[Annotated element listings]

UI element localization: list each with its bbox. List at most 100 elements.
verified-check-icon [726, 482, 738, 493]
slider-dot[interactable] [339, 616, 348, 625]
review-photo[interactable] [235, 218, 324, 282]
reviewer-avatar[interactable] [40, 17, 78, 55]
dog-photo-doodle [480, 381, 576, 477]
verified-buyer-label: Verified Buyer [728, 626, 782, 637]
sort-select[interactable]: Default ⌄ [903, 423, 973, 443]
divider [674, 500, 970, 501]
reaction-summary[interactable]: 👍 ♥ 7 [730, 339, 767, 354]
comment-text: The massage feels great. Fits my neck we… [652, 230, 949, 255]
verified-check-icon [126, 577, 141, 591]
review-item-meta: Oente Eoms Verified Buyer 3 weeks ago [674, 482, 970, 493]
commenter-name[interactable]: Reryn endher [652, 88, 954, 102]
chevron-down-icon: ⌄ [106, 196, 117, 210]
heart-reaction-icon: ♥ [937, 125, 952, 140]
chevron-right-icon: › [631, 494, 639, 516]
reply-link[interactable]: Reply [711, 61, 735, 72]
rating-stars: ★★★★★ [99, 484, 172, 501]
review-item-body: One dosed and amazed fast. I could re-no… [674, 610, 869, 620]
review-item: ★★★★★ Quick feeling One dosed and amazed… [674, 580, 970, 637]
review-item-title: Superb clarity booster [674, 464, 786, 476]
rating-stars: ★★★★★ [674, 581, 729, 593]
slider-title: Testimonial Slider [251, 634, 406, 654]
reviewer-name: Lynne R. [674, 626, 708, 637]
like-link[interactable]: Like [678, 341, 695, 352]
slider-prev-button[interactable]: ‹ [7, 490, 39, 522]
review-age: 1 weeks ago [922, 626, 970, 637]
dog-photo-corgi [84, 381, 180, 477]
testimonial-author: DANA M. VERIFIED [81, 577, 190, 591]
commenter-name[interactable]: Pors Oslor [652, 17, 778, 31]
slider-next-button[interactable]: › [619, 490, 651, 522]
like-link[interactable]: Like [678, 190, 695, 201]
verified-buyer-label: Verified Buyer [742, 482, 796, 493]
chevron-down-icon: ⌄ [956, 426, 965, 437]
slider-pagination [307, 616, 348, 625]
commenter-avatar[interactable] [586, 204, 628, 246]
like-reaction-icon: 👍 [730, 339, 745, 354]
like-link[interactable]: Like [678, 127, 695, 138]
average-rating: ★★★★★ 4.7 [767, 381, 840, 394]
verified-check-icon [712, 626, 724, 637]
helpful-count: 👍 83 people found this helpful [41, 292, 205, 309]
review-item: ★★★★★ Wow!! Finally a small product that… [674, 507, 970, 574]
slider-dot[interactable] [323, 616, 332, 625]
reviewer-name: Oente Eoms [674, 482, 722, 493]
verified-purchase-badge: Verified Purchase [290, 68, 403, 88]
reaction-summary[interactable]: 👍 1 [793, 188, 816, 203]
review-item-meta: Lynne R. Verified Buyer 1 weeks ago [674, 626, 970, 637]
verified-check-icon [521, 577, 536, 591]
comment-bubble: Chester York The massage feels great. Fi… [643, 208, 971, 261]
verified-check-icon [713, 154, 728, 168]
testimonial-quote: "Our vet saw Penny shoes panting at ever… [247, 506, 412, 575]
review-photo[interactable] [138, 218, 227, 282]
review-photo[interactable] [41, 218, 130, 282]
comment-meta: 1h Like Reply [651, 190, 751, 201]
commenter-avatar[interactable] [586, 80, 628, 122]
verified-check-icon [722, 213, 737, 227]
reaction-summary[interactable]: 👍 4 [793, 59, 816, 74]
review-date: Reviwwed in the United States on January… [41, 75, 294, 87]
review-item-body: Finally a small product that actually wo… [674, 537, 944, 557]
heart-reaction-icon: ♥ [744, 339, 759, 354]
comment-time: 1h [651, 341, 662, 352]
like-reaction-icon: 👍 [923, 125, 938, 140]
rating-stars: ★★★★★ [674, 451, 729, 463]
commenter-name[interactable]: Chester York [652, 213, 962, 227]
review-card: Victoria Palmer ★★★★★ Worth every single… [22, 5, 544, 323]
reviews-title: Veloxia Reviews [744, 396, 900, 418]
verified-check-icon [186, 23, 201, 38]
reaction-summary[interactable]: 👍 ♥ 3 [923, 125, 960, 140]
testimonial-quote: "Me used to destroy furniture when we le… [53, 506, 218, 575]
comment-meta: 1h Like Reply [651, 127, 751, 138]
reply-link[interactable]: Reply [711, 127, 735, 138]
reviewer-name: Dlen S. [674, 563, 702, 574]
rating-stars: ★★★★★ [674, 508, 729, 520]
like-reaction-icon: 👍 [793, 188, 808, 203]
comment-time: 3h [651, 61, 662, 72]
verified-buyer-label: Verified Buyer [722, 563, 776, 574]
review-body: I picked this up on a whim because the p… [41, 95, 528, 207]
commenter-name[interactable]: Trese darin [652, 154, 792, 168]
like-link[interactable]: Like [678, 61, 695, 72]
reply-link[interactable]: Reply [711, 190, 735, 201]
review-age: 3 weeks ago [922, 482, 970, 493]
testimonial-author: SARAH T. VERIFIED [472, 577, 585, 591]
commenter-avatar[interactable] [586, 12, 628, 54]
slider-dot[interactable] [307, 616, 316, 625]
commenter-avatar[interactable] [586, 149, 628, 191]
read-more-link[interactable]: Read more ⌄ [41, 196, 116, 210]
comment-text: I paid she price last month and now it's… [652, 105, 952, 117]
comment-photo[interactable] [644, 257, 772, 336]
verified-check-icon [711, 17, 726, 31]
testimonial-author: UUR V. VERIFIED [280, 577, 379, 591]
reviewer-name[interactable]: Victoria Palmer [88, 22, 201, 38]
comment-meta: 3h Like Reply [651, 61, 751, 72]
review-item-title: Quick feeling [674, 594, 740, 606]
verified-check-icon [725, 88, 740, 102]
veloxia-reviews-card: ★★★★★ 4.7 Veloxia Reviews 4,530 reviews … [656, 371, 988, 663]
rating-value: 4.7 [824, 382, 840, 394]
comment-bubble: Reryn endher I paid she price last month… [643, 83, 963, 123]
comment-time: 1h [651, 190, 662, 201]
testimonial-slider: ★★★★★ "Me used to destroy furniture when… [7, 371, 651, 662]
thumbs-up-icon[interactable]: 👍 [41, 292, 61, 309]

● **To be done**: Return every line of the items above unchanged and in their original order.

● **Solution**:
UI element localization: list each with its bbox. List at most 100 elements.
verified-check-icon [726, 482, 738, 493]
slider-dot[interactable] [339, 616, 348, 625]
review-photo[interactable] [235, 218, 324, 282]
reviewer-avatar[interactable] [40, 17, 78, 55]
dog-photo-doodle [480, 381, 576, 477]
verified-buyer-label: Verified Buyer [728, 626, 782, 637]
sort-select[interactable]: Default ⌄ [903, 423, 973, 443]
divider [674, 500, 970, 501]
reaction-summary[interactable]: 👍 ♥ 7 [730, 339, 767, 354]
comment-text: The massage feels great. Fits my neck we… [652, 230, 949, 255]
verified-check-icon [126, 577, 141, 591]
review-item-meta: Oente Eoms Verified Buyer 3 weeks ago [674, 482, 970, 493]
commenter-name[interactable]: Reryn endher [652, 88, 954, 102]
chevron-down-icon: ⌄ [106, 196, 117, 210]
heart-reaction-icon: ♥ [937, 125, 952, 140]
chevron-right-icon: › [631, 494, 639, 516]
reply-link[interactable]: Reply [711, 61, 735, 72]
rating-stars: ★★★★★ [99, 484, 172, 501]
review-item-body: One dosed and amazed fast. I could re-no… [674, 610, 869, 620]
review-item: ★★★★★ Quick feeling One dosed and amazed… [674, 580, 970, 637]
review-item-title: Superb clarity booster [674, 464, 786, 476]
rating-stars: ★★★★★ [674, 581, 729, 593]
slider-title: Testimonial Slider [251, 634, 406, 654]
reviewer-name: Lynne R. [674, 626, 708, 637]
like-link[interactable]: Like [678, 341, 695, 352]
slider-prev-button[interactable]: ‹ [7, 490, 39, 522]
review-age: 1 weeks ago [922, 626, 970, 637]
dog-photo-corgi [84, 381, 180, 477]
testimonial-author: DANA M. VERIFIED [81, 577, 190, 591]
commenter-name[interactable]: Pors Oslor [652, 17, 778, 31]
slider-next-button[interactable]: › [619, 490, 651, 522]
like-link[interactable]: Like [678, 190, 695, 201]
verified-buyer-label: Verified Buyer [742, 482, 796, 493]
chevron-down-icon: ⌄ [956, 426, 965, 437]
slider-pagination [307, 616, 348, 625]
commenter-avatar[interactable] [586, 204, 628, 246]
like-reaction-icon: 👍 [730, 339, 745, 354]
like-link[interactable]: Like [678, 127, 695, 138]
average-rating: ★★★★★ 4.7 [767, 381, 840, 394]
verified-check-icon [712, 626, 724, 637]
helpful-count: 👍 83 people found this helpful [41, 292, 205, 309]
review-item: ★★★★★ Wow!! Finally a small product that… [674, 507, 970, 574]
slider-dot[interactable] [323, 616, 332, 625]
reviewer-name: Oente Eoms [674, 482, 722, 493]
verified-purchase-badge: Verified Purchase [290, 68, 403, 88]
reaction-summary[interactable]: 👍 1 [793, 188, 816, 203]
review-item-meta: Lynne R. Verified Buyer 1 weeks ago [674, 626, 970, 637]
verified-check-icon [521, 577, 536, 591]
comment-bubble: Chester York The massage feels great. Fi… [643, 208, 971, 261]
verified-check-icon [713, 154, 728, 168]
testimonial-quote: "Our vet saw Penny shoes panting at ever… [247, 506, 412, 575]
review-photo[interactable] [138, 218, 227, 282]
review-photo[interactable] [41, 218, 130, 282]
comment-meta: 1h Like Reply [651, 190, 751, 201]
commenter-avatar[interactable] [586, 80, 628, 122]
verified-check-icon [722, 213, 737, 227]
reaction-summary[interactable]: 👍 4 [793, 59, 816, 74]
review-date: Reviwwed in the United States on January… [41, 75, 294, 87]
review-item-body: Finally a small product that actually wo… [674, 537, 944, 557]
heart-reaction-icon: ♥ [744, 339, 759, 354]
comment-time: 1h [651, 341, 662, 352]
like-reaction-icon: 👍 [923, 125, 938, 140]
rating-stars: ★★★★★ [674, 451, 729, 463]
commenter-name[interactable]: Chester York [652, 213, 962, 227]
review-card: Victoria Palmer ★★★★★ Worth every single… [22, 5, 544, 323]
reviews-title: Veloxia Reviews [744, 396, 900, 418]
verified-check-icon [186, 23, 201, 38]
reaction-summary[interactable]: 👍 ♥ 3 [923, 125, 960, 140]
testimonial-quote: "Me used to destroy furniture when we le… [53, 506, 218, 575]
comment-meta: 1h Like Reply [651, 127, 751, 138]
reply-link[interactable]: Reply [711, 127, 735, 138]
reviewer-name: Dlen S. [674, 563, 702, 574]
rating-stars: ★★★★★ [674, 508, 729, 520]
like-reaction-icon: 👍 [793, 188, 808, 203]
comment-time: 3h [651, 61, 662, 72]
verified-buyer-label: Verified Buyer [722, 563, 776, 574]
review-body: I picked this up on a whim because the p… [41, 95, 528, 207]
commenter-name[interactable]: Trese darin [652, 154, 792, 168]
like-link[interactable]: Like [678, 61, 695, 72]
reply-link[interactable]: Reply [711, 190, 735, 201]
review-age: 3 weeks ago [922, 482, 970, 493]
testimonial-author: SARAH T. VERIFIED [472, 577, 585, 591]
commenter-avatar[interactable] [586, 12, 628, 54]
slider-dot[interactable] [307, 616, 316, 625]
commenter-avatar[interactable] [586, 149, 628, 191]
read-more-link[interactable]: Read more ⌄ [41, 196, 116, 210]
comment-text: I paid she price last month and now it's… [652, 105, 952, 117]
comment-photo[interactable] [644, 257, 772, 336]
verified-check-icon [711, 17, 726, 31]
testimonial-author: UUR V. VERIFIED [280, 577, 379, 591]
reviewer-name[interactable]: Victoria Palmer [88, 22, 201, 38]
comment-meta: 3h Like Reply [651, 61, 751, 72]
review-item-title: Quick feeling [674, 594, 740, 606]
verified-check-icon [725, 88, 740, 102]
veloxia-reviews-card: ★★★★★ 4.7 Veloxia Reviews 4,530 reviews … [656, 371, 988, 663]
rating-value: 4.7 [824, 382, 840, 394]
comment-bubble: Reryn endher I paid she price last month… [643, 83, 963, 123]
comment-time: 1h [651, 190, 662, 201]
testimonial-slider: ★★★★★ "Me used to destroy furniture when… [7, 371, 651, 662]
thumbs-up-icon[interactable]: 👍 [41, 292, 61, 309]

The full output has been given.